-- START --

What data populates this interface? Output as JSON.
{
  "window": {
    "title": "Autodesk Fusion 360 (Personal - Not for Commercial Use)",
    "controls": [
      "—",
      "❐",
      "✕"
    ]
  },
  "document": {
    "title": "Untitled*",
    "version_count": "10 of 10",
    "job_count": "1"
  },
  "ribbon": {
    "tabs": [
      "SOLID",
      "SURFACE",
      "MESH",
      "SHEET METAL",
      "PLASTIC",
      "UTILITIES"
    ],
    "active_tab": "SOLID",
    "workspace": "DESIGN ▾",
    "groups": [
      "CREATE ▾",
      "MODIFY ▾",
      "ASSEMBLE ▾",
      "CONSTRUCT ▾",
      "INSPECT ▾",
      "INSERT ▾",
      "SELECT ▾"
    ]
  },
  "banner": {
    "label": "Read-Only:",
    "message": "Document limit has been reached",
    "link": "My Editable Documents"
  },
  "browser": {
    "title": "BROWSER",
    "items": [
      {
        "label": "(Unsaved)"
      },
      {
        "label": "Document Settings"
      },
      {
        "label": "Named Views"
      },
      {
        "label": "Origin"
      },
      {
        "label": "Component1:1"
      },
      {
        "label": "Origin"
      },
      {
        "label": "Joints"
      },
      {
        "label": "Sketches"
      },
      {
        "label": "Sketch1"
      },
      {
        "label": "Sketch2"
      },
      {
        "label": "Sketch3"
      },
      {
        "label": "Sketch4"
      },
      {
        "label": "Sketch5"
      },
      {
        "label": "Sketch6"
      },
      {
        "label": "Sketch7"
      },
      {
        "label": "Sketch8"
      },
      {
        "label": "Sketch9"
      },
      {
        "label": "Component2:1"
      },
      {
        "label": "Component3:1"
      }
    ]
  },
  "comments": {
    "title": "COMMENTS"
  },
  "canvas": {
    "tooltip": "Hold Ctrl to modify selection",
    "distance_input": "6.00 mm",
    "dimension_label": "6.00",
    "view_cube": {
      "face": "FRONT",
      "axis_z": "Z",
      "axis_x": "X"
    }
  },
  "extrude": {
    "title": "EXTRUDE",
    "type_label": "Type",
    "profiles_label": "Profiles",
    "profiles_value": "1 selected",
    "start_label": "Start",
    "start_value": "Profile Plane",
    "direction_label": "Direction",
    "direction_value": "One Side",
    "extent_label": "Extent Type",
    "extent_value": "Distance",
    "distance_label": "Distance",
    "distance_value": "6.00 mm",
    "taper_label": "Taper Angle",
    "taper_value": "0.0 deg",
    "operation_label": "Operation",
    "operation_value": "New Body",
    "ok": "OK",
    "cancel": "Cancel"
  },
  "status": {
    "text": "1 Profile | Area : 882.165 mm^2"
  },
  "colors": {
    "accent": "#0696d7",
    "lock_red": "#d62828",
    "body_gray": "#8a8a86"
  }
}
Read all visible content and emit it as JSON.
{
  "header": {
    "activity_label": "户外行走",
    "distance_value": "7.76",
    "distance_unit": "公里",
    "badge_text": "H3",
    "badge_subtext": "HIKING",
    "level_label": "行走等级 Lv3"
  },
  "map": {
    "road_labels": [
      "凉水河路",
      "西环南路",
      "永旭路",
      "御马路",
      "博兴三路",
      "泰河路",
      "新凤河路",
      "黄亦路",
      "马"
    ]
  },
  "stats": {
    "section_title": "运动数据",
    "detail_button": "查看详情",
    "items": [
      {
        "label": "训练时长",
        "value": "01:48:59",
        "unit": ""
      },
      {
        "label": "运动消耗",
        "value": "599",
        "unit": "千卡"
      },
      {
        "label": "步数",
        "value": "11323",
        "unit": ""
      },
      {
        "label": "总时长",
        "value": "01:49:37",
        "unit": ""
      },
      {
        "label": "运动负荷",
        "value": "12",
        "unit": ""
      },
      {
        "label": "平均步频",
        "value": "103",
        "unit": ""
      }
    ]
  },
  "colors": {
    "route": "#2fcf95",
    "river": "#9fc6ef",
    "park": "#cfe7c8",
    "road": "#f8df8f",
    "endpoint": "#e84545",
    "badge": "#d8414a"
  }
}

-- END --

WHAT TO DO.
Report how many lines of the records above contain the word "Read", and give only that number.

TASK OUTPUT.
2